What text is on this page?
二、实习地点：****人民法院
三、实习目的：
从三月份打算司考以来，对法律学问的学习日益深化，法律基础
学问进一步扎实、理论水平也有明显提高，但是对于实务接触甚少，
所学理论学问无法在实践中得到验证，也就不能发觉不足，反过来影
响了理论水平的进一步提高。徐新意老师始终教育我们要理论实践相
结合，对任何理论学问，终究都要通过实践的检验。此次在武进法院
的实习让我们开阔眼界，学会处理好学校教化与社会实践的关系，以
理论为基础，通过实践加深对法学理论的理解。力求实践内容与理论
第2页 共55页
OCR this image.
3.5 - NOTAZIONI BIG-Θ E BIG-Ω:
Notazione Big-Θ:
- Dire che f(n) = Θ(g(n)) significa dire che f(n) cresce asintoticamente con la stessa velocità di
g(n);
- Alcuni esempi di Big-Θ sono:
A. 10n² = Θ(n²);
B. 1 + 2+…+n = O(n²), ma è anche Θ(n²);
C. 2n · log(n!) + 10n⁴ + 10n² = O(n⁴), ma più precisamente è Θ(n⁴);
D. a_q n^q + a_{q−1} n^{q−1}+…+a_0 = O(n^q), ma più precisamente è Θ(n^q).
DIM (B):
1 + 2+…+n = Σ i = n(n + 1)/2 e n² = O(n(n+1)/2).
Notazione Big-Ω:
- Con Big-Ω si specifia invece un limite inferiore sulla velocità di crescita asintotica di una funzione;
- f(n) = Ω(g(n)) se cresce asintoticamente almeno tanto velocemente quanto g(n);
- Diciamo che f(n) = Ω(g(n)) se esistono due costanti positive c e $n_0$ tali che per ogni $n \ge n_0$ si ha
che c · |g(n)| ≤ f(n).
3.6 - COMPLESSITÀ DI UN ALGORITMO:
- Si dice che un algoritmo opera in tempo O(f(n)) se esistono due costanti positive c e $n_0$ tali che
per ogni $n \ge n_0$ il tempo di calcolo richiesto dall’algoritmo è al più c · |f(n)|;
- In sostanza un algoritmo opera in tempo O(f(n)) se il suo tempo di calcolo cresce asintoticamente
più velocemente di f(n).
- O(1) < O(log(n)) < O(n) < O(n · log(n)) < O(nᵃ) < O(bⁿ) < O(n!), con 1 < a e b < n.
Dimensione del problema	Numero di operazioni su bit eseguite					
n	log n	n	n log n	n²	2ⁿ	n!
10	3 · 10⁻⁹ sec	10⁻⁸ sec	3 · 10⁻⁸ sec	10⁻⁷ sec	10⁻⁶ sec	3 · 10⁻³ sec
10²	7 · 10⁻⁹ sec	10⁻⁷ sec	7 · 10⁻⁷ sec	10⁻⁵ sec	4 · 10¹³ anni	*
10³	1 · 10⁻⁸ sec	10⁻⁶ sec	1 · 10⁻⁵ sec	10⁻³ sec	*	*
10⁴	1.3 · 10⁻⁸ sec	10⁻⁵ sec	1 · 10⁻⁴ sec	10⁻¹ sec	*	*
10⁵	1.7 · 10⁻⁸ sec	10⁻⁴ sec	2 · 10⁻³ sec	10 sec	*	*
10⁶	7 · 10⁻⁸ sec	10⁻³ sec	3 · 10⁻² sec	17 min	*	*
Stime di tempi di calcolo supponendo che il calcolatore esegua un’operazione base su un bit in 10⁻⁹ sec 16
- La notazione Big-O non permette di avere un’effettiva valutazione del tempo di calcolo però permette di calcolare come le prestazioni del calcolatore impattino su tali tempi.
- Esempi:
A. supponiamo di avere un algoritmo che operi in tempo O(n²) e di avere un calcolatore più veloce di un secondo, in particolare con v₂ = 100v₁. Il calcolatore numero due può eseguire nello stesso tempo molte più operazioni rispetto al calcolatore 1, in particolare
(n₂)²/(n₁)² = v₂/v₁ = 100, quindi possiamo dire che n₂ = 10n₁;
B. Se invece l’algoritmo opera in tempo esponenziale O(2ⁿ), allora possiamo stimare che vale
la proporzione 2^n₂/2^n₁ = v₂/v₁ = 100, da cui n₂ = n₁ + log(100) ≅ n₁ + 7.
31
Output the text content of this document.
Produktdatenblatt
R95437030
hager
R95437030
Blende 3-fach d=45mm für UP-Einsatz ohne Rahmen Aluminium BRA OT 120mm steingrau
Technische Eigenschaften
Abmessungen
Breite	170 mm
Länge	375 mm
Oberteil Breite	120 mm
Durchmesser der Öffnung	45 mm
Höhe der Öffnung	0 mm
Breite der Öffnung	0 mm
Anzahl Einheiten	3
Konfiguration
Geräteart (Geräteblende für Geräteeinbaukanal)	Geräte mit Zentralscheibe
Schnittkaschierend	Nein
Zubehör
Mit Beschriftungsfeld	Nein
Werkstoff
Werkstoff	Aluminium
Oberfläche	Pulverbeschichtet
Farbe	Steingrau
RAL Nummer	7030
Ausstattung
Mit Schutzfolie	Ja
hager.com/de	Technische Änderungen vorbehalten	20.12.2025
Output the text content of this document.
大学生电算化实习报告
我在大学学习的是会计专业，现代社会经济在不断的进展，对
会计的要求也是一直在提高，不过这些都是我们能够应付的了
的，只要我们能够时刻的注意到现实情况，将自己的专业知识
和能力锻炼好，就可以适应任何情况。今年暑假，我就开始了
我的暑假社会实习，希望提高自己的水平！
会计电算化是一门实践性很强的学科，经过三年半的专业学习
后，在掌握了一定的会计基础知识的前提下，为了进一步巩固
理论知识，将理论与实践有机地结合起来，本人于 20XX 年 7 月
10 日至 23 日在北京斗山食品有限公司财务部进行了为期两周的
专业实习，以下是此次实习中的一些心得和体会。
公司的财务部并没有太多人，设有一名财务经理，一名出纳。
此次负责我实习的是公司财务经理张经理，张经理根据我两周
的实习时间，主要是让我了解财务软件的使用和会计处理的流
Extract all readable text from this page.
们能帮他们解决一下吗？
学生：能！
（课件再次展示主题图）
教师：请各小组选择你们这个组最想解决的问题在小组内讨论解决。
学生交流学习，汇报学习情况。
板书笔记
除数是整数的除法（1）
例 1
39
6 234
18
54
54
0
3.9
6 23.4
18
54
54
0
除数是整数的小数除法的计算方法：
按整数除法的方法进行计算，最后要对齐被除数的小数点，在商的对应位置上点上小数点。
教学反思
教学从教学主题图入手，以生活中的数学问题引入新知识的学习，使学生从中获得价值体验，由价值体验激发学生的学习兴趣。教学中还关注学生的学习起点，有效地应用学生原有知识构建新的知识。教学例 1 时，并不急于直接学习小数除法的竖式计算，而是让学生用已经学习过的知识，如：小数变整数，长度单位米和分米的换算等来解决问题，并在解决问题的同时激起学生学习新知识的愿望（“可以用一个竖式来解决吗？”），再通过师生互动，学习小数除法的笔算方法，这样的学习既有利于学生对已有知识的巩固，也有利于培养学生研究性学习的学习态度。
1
++++++++++
> Task
Repeat the material above exactly.

> Expected answer
What text is on this page?
二、实习地点：****人民法院
三、实习目的：
从三月份打算司考以来，对法律学问的学习日益深化，法律基础
学问进一步扎实、理论水平也有明显提高，但是对于实务接触甚少，
所学理论学问无法在实践中得到验证，也就不能发觉不足，反过来影
响了理论水平的进一步提高。徐新意老师始终教育我们要理论实践相
结合，对任何理论学问，终究都要通过实践的检验。此次在武进法院
的实习让我们开阔眼界，学会处理好学校教化与社会实践的关系，以
理论为基础，通过实践加深对法学理论的理解。力求实践内容与理论
第2页 共55页
OCR this image.
3.5 - NOTAZIONI BIG-Θ E BIG-Ω:
Notazione Big-Θ:
- Dire che f(n) = Θ(g(n)) significa dire che f(n) cresce asintoticamente con la stessa velocità di
g(n);
- Alcuni esempi di Big-Θ sono:
A. 10n² = Θ(n²);
B. 1 + 2+…+n = O(n²), ma è anche Θ(n²);
C. 2n · log(n!) + 10n⁴ + 10n² = O(n⁴), ma più precisamente è Θ(n⁴);
D. a_q n^q + a_{q−1} n^{q−1}+…+a_0 = O(n^q), ma più precisamente è Θ(n^q).
DIM (B):
1 + 2+…+n = Σ i = n(n + 1)/2 e n² = O(n(n+1)/2).
Notazione Big-Ω:
- Con Big-Ω si specifia invece un limite inferiore sulla velocità di crescita asintotica di una funzione;
- f(n) = Ω(g(n)) se cresce asintoticamente almeno tanto velocemente quanto g(n);
- Diciamo che f(n) = Ω(g(n)) se esistono due costanti positive c e $n_0$ tali che per ogni $n \ge n_0$ si ha
che c · |g(n)| ≤ f(n).
3.6 - COMPLESSITÀ DI UN ALGORITMO:
- Si dice che un algoritmo opera in tempo O(f(n)) se esistono due costanti positive c e $n_0$ tali che
per ogni $n \ge n_0$ il tempo di calcolo richiesto dall’algoritmo è al più c · |f(n)|;
- In sostanza un algoritmo opera in tempo O(f(n)) se il suo tempo di calcolo cresce asintoticamente
più velocemente di f(n).
- O(1) < O(log(n)) < O(n) < O(n · log(n)) < O(nᵃ) < O(bⁿ) < O(n!), con 1 < a e b < n.
Dimensione del problema	Numero di operazioni su bit eseguite					
n	log n	n	n log n	n²	2ⁿ	n!
10	3 · 10⁻⁹ sec	10⁻⁸ sec	3 · 10⁻⁸ sec	10⁻⁷ sec	10⁻⁶ sec	3 · 10⁻³ sec
10²	7 · 10⁻⁹ sec	10⁻⁷ sec	7 · 10⁻⁷ sec	10⁻⁵ sec	4 · 10¹³ anni	*
10³	1 · 10⁻⁸ sec	10⁻⁶ sec	1 · 10⁻⁵ sec	10⁻³ sec	*	*
10⁴	1.3 · 10⁻⁸ sec	10⁻⁵ sec	1 · 10⁻⁴ sec	10⁻¹ sec	*	*
10⁵	1.7 · 10⁻⁸ sec	10⁻⁴ sec	2 · 10⁻³ sec	10 sec	*	*
10⁶	7 · 10⁻⁸ sec	10⁻³ sec	3 · 10⁻² sec	17 min	*	*
Stime di tempi di calcolo supponendo che il calcolatore esegua un’operazione base su un bit in 10⁻⁹ sec 16
- La notazione Big-O non permette di avere un’effettiva valutazione del tempo di calcolo però permette di calcolare come le prestazioni del calcolatore impattino su tali tempi.
- Esempi:
A. supponiamo di avere un algoritmo che operi in tempo O(n²) e di avere un calcolatore più veloce di un secondo, in particolare con v₂ = 100v₁. Il calcolatore numero due può eseguire nello stesso tempo molte più operazioni rispetto al calcolatore 1, in particolare
(n₂)²/(n₁)² = v₂/v₁ = 100, quindi possiamo dire che n₂ = 10n₁;
B. Se invece l’algoritmo opera in tempo esponenziale O(2ⁿ), allora possiamo stimare che vale
la proporzione 2^n₂/2^n₁ = v₂/v₁ = 100, da cui n₂ = n₁ + log(100) ≅ n₁ + 7.
31
Output the text content of this document.
Produktdatenblatt
R95437030
hager
R95437030
Blende 3-fach d=45mm für UP-Einsatz ohne Rahmen Aluminium BRA OT 120mm steingrau
Technische Eigenschaften
Abmessungen
Breite	170 mm
Länge	375 mm
Oberteil Breite	120 mm
Durchmesser der Öffnung	45 mm
Höhe der Öffnung	0 mm
Breite der Öffnung	0 mm
Anzahl Einheiten	3
Konfiguration
Geräteart (Geräteblende für Geräteeinbaukanal)	Geräte mit Zentralscheibe
Schnittkaschierend	Nein
Zubehör
Mit Beschriftungsfeld	Nein
Werkstoff
Werkstoff	Aluminium
Oberfläche	Pulverbeschichtet
Farbe	Steingrau
RAL Nummer	7030
Ausstattung
Mit Schutzfolie	Ja
hager.com/de	Technische Änderungen vorbehalten	20.12.2025
Output the text content of this document.
大学生电算化实习报告
我在大学学习的是会计专业，现代社会经济在不断的进展，对
会计的要求也是一直在提高，不过这些都是我们能够应付的了
的，只要我们能够时刻的注意到现实情况，将自己的专业知识
和能力锻炼好，就可以适应任何情况。今年暑假，我就开始了
我的暑假社会实习，希望提高自己的水平！
会计电算化是一门实践性很强的学科，经过三年半的专业学习
后，在掌握了一定的会计基础知识的前提下，为了进一步巩固
理论知识，将理论与实践有机地结合起来，本人于 20XX 年 7 月
10 日至 23 日在北京斗山食品有限公司财务部进行了为期两周的
专业实习，以下是此次实习中的一些心得和体会。
公司的财务部并没有太多人，设有一名财务经理，一名出纳。
此次负责我实习的是公司财务经理张经理，张经理根据我两周
的实习时间，主要是让我了解财务软件的使用和会计处理的流
Extract all readable text from this page.
们能帮他们解决一下吗？
学生：能！
（课件再次展示主题图）
教师：请各小组选择你们这个组最想解决的问题在小组内讨论解决。
学生交流学习，汇报学习情况。
板书笔记
除数是整数的除法（1）
例 1
39
6 234
18
54
54
0
3.9
6 23.4
18
54
54
0
除数是整数的小数除法的计算方法：
按整数除法的方法进行计算，最后要对齐被除数的小数点，在商的对应位置上点上小数点。
教学反思
教学从教学主题图入手，以生活中的数学问题引入新知识的学习，使学生从中获得价值体验，由价值体验激发学生的学习兴趣。教学中还关注学生的学习起点，有效地应用学生原有知识构建新的知识。教学例 1 时，并不急于直接学习小数除法的竖式计算，而是让学生用已经学习过的知识，如：小数变整数，长度单位米和分米的换算等来解决问题，并在解决问题的同时激起学生学习新知识的愿望（“可以用一个竖式来解决吗？”），再通过师生互动，学习小数除法的笔算方法，这样的学习既有利于学生对已有知识的巩固，也有利于培养学生研究性学习的学习态度。
1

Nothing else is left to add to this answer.